◆ TASK BRIEF ◆
Spot each line in the records below where the word "léta" occurs, then copy it.

◆ RAW DATA ◆
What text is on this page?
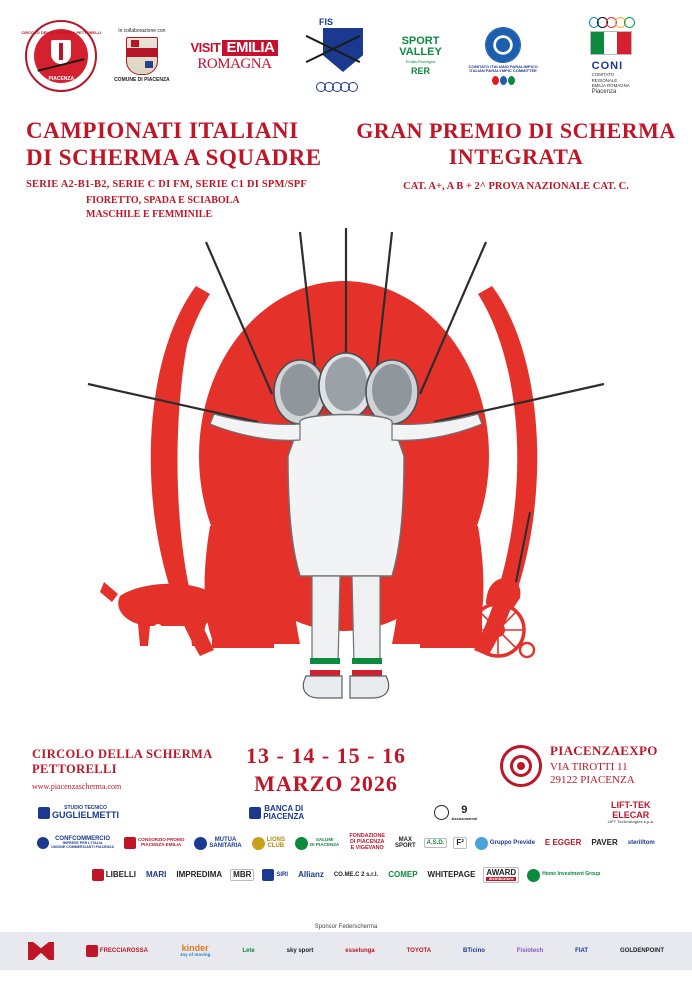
CIRCOLO DELLA SCHERMA PETTORELLI
PIACENZA
In collaborazione con
COMUNE DI PIACENZA
VISIT EMILIA
ROMAGNA
FIS
SPORT
VALLEY
Emilia-Romagna
RER	COMITATO ITALIANO PARALIMPICO
ITALIAN PARALYMPIC COMMITTEE	CONI
COMITATO
REGIONALE
EMILIA ROMAGNA
Piacenza
CAMPIONATI ITALIANI
DI SCHERMA A SQUADRE
SERIE A2-B1-B2, SERIE C DI FM, SERIE C1 DI SPM/SPF
FIORETTO, SPADA E SCIABOLA
MASCHILE E FEMMINILE
GRAN PREMIO DI SCHERMA
INTEGRATA
CAT. A+, A B + 2^ PROVA NAZIONALE CAT. C.
CIRCOLO DELLA SCHERMA
PETTORELLI
www.piacenzascherma.com
13 - 14 - 15 - 16
MARZO 2026
PIACENZAEXPO
VIA TIROTTI 11
29122 PIACENZA
STUDIO TECNICO
GUGLIELMETTI
BANCA DI
PIACENZA
9
Assicurazioni
LIFT-TEK
ELECAR
LIFT Technologies s.p.a.
CONFCOMMERCIO
IMPRESE PER L'ITALIA
UNIONE COMMERCIANTI PIACENZA
CONSORZIO PROMO
PIACENZA EMILIA
MUTUA
SANITARIA
LIONS
CLUB
SALUMI
DI PIACENZA
FONDAZIONE
DI PIACENZA
E VIGEVANO
MAX
SPORT
A.S.D. F²	Gruppo Previde E EGGER PAVER sterilltom
LIBELLI MARI IMPREDIMA MBR	SIRI Allianz CO.ME.C 2 s.r.l. COMEP WHITEPAGE AWARD
distribuzione
Home Investment Group
Sponsor Federscherma
FRECCIAROSSA	kinder
Joy of moving
Lete	sky sport	esselunga	TOYOTA	BTicino	Fisiotech	FIAT	GOLDENPOINT
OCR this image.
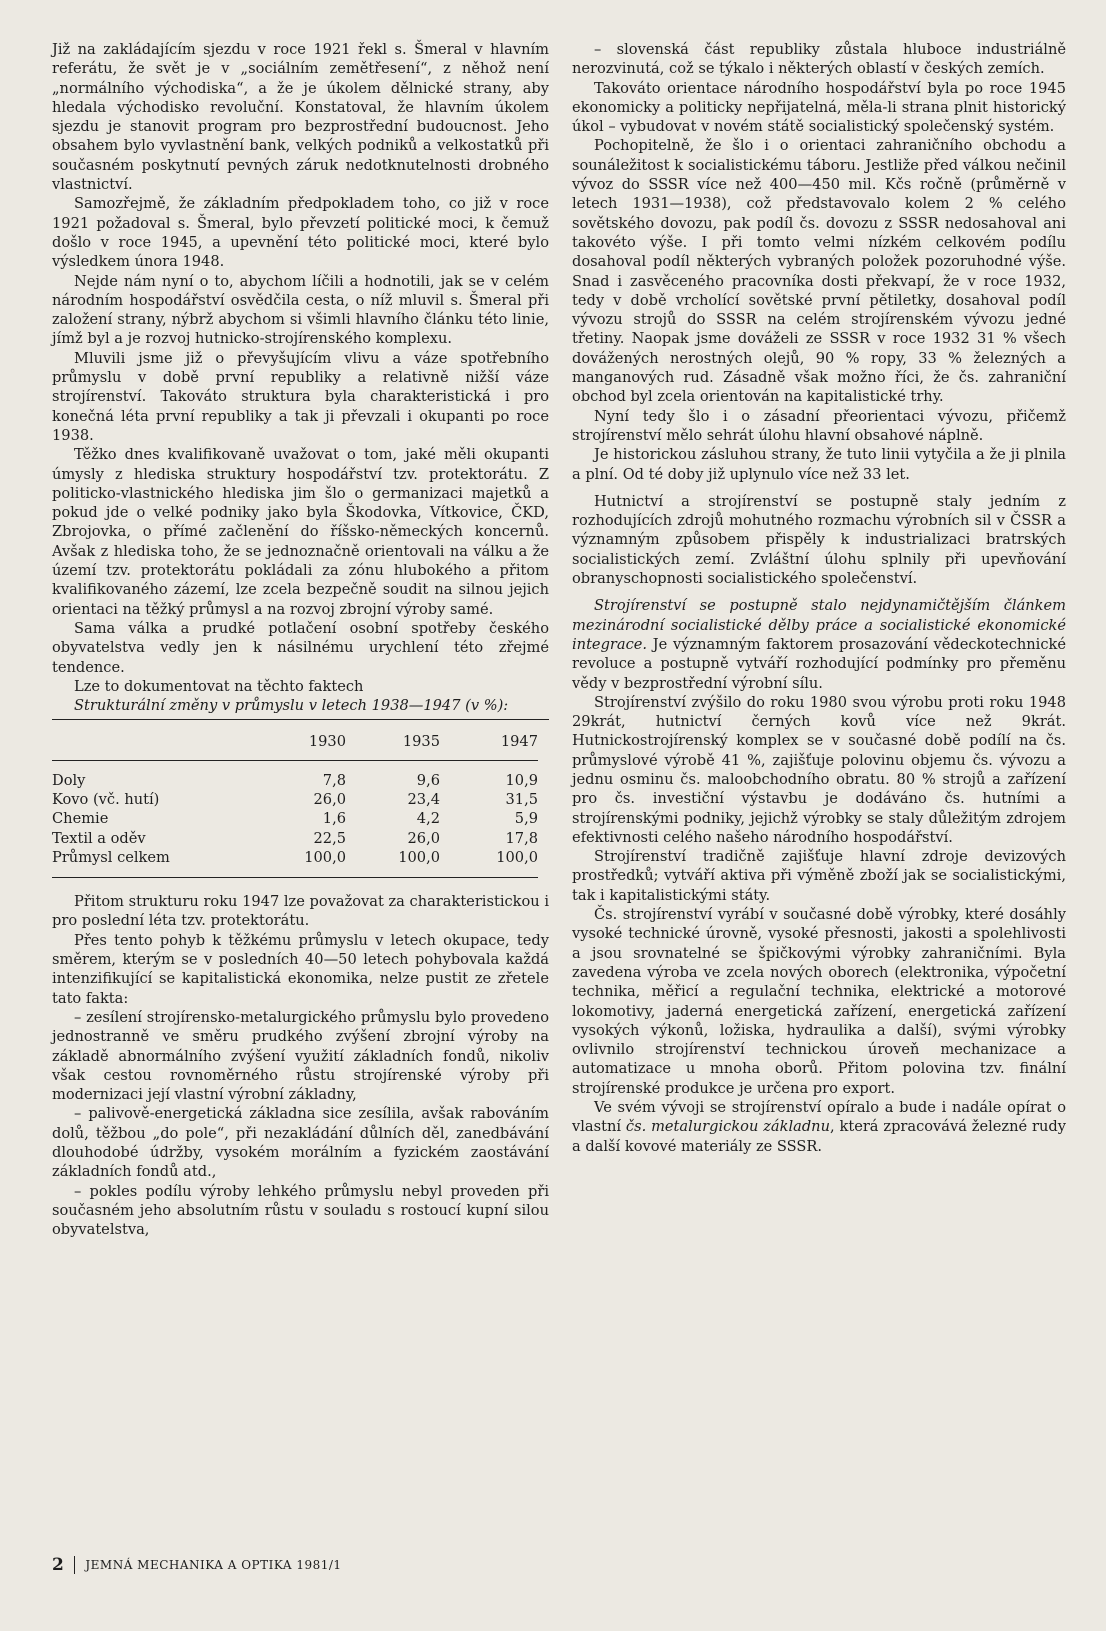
Již na zakládajícím sjezdu v roce 1921 řekl s. Šmeral v hlavním referátu, že svět je v „sociálním zemětřesení“, z něhož není „normálního východiska“, a že je úkolem dělnické strany, aby hledala východisko revoluční. Konstatoval, že hlavním úkolem sjezdu je stanovit program pro bezprostřední budoucnost. Jeho obsahem bylo vyvlastnění bank, velkých podniků a velkostatků při současném poskytnutí pevných záruk nedotknutelnosti drobného vlastnictví.

Samozřejmě, že základním předpokladem toho, co již v roce 1921 požadoval s. Šmeral, bylo převzetí politické moci, k čemuž došlo v roce 1945, a upevnění této politické moci, které bylo výsledkem února 1948.

Nejde nám nyní o to, abychom líčili a hodnotili, jak se v celém národním hospodářství osvědčila cesta, o níž mluvil s. Šmeral při založení strany, nýbrž abychom si všimli hlavního článku této linie, jímž byl a je rozvoj hutnicko-strojírenského komplexu.

Mluvili jsme již o převyšujícím vlivu a váze spotřebního průmyslu v době první republiky a relativně nižší váze strojírenství. Takováto struktura byla charakteristická i pro konečná léta první republiky a tak ji převzali i okupanti po roce 1938.

Těžko dnes kvalifikovaně uvažovat o tom, jaké měli okupanti úmysly z hlediska struktury hospodářství tzv. protektorátu. Z politicko-vlastnického hlediska jim šlo o germanizaci majetků a pokud jde o velké podniky jako byla Škodovka, Vítkovice, ČKD, Zbrojovka, o přímé začlenění do říšsko-německých koncernů. Avšak z hlediska toho, že se jednoznačně orientovali na válku a že území tzv. protektorátu pokládali za zónu hlubokého a přitom kvalifikovaného zázemí, lze zcela bezpečně soudit na silnou jejich orientaci na těžký průmysl a na rozvoj zbrojní výroby samé.

Sama válka a prudké potlačení osobní spotřeby českého obyvatelstva vedly jen k násilnému urychlení této zřejmé tendence.

Lze to dokumentovat na těchto faktech

Strukturální změny v průmyslu v letech 1938—1947 (v %):

	1930	1935	1947
Doly	7,8	9,6	10,9
Kovo (vč. hutí)	26,0	23,4	31,5
Chemie	1,6	4,2	5,9
Textil a oděv	22,5	26,0	17,8
Průmysl celkem	100,0	100,0	100,0

Přitom strukturu roku 1947 lze považovat za charakteristickou i pro poslední léta tzv. protektorátu.

Přes tento pohyb k těžkému průmyslu v letech okupace, tedy směrem, kterým se v posledních 40—50 letech pohybovala každá intenzifikující se kapitalistická ekonomika, nelze pustit ze zřetele tato fakta:

– zesílení strojírensko-metalurgického průmyslu bylo provedeno jednostranně ve směru prudkého zvýšení zbrojní výroby na základě abnormálního zvýšení využití základních fondů, nikoliv však cestou rovnoměrného růstu strojírenské výroby při modernizaci její vlastní výrobní základny,

– palivově-energetická základna sice zesílila, avšak rabováním dolů, těžbou „do pole“, při nezakládání důlních děl, zanedbávání dlouhodobé údržby, vysokém morálním a fyzickém zaostávání základních fondů atd.,

– pokles podílu výroby lehkého průmyslu nebyl proveden při současném jeho absolutním růstu v souladu s rostoucí kupní silou obyvatelstva,

– slovenská část republiky zůstala hluboce industriálně nerozvinutá, což se týkalo i některých oblastí v českých zemích.

Takováto orientace národního hospodářství byla po roce 1945 ekonomicky a politicky nepřijatelná, měla-li strana plnit historický úkol – vybudovat v novém státě socialistický společenský systém.

Pochopitelně, že šlo i o orientaci zahraničního obchodu a sounáležitost k socialistickému táboru. Jestliže před válkou nečinil vývoz do SSSR více než 400—450 mil. Kčs ročně (průměrně v letech 1931—1938), což představovalo kolem 2 % celého sovětského dovozu, pak podíl čs. dovozu z SSSR nedosahoval ani takovéto výše. I při tomto velmi nízkém celkovém podílu dosahoval podíl některých vybraných položek pozoruhodné výše. Snad i zasvěceného pracovníka dosti překvapí, že v roce 1932, tedy v době vrcholící sovětské první pětiletky, dosahoval podíl vývozu strojů do SSSR na celém strojírenském vývozu jedné třetiny. Naopak jsme dováželi ze SSSR v roce 1932 31 % všech dovážených nerostných olejů, 90 % ropy, 33 % železných a manganových rud. Zásadně však možno říci, že čs. zahraniční obchod byl zcela orientován na kapitalistické trhy.

Nyní tedy šlo i o zásadní přeorientaci vývozu, přičemž strojírenství mělo sehrát úlohu hlavní obsahové náplně.

Je historickou zásluhou strany, že tuto linii vytyčila a že ji plnila a plní. Od té doby již uplynulo více než 33 let.

Hutnictví a strojírenství se postupně staly jedním z rozhodujících zdrojů mohutného rozmachu výrobních sil v ČSSR a významným způsobem přispěly k industrializaci bratrských socialistických zemí. Zvláštní úlohu splnily při upevňování obranyschopnosti socialistického společenství.

Strojírenství se postupně stalo nejdynamičtějším článkem mezinárodní socialistické dělby práce a socialistické ekonomické integrace. Je významným faktorem prosazování vědeckotechnické revoluce a postupně vytváří rozhodující podmínky pro přeměnu vědy v bezprostřední výrobní sílu.

Strojírenství zvýšilo do roku 1980 svou výrobu proti roku 1948 29krát, hutnictví černých kovů více než 9krát. Hutnickostrojírenský komplex se v současné době podílí na čs. průmyslové výrobě 41 %, zajišťuje polovinu objemu čs. vývozu a jednu osminu čs. maloobchodního obratu. 80 % strojů a zařízení pro čs. investiční výstavbu je dodáváno čs. hutními a strojírenskými podniky, jejichž výrobky se staly důležitým zdrojem efektivnosti celého našeho národního hospodářství.

Strojírenství tradičně zajišťuje hlavní zdroje devizových prostředků; vytváří aktiva při výměně zboží jak se socialistickými, tak i kapitalistickými státy.

Čs. strojírenství vyrábí v současné době výrobky, které dosáhly vysoké technické úrovně, vysoké přesnosti, jakosti a spolehlivosti a jsou srovnatelné se špičkovými výrobky zahraničními. Byla zavedena výroba ve zcela nových oborech (elektronika, výpočetní technika, měřicí a regulační technika, elektrické a motorové lokomotivy, jaderná energetická zařízení, energetická zařízení vysokých výkonů, ložiska, hydraulika a další), svými výrobky ovlivnilo strojírenství technickou úroveň mechanizace a automatizace u mnoha oborů. Přitom polovina tzv. finální strojírenské produkce je určena pro export.

Ve svém vývoji se strojírenství opíralo a bude i nadále opírat o vlastní čs. metalurgickou základnu, která zpracovává železné rudy a další kovové materiály ze SSSR.

2 JEMNÁ MECHANIKA A OPTIKA 1981/1
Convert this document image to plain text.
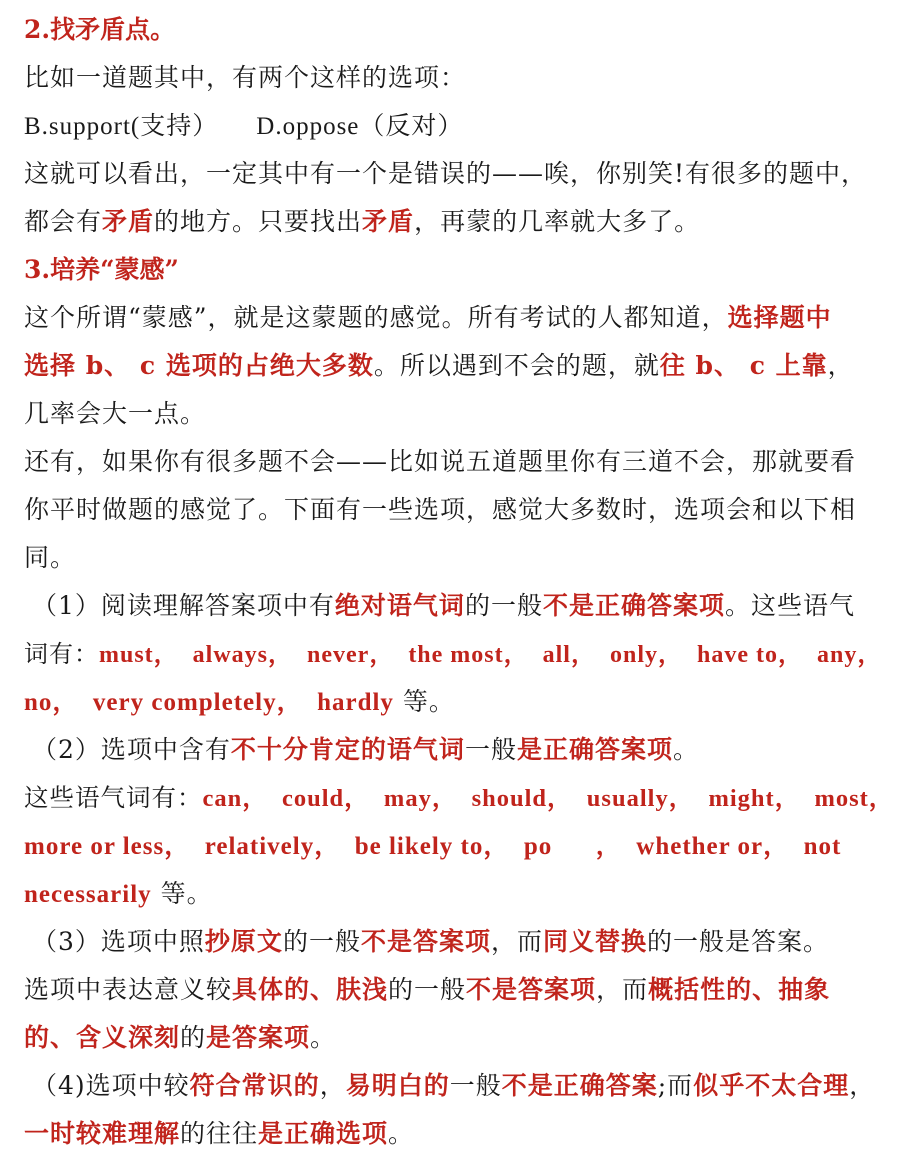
2.找矛盾点。
比如一道题其中，有两个这样的选项：
B.support(支持） D.oppose（反对）
这就可以看出，一定其中有一个是错误的——唉，你别笑!有很多的题中，
都会有矛盾的地方。只要找出矛盾，再蒙的几率就大多了。
3.培养“蒙感”
这个所谓“蒙感”，就是这蒙题的感觉。所有考试的人都知道，选择题中
选择 b、 c 选项的占绝大多数。所以遇到不会的题，就往 b、 c 上靠，
几率会大一点。
还有，如果你有很多题不会——比如说五道题里你有三道不会，那就要看
你平时做题的感觉了。下面有一些选项，感觉大多数时，选项会和以下相
同。
（1）阅读理解答案项中有绝对语气词的一般不是正确答案项。这些语气
词有：must，  always，  never，  the most，  all，  only，  have to，  any，
no，  very completely，  hardly 等。
（2）选项中含有不十分肯定的语气词一般是正确答案项。
这些语气词有：can，  could，  may，  should，  usually，  might，  most，
more or less，  relatively，  be likely to，  po      ，  whether or，  not
necessarily 等。
（3）选项中照抄原文的一般不是答案项，而同义替换的一般是答案。
选项中表达意义较具体的、肤浅的一般不是答案项，而概括性的、抽象
的、含义深刻的是答案项。
（4)选项中较符合常识的，易明白的一般不是正确答案;而似乎不太合理，
一时较难理解的往往是正确选项。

◆ SOLUTION FOR THIS EXERCISE ◆
Mluvili jsme již o převyšujícím vlivu a váze spotřebního průmyslu v době první republiky a relativně nižší váze strojírenství. Takováto struktura byla charakteristická i pro konečná léta první republiky a tak ji převzali i okupanti po roce 1938.
Přitom strukturu roku 1947 lze považovat za charakteristickou i pro poslední léta tzv. protektorátu.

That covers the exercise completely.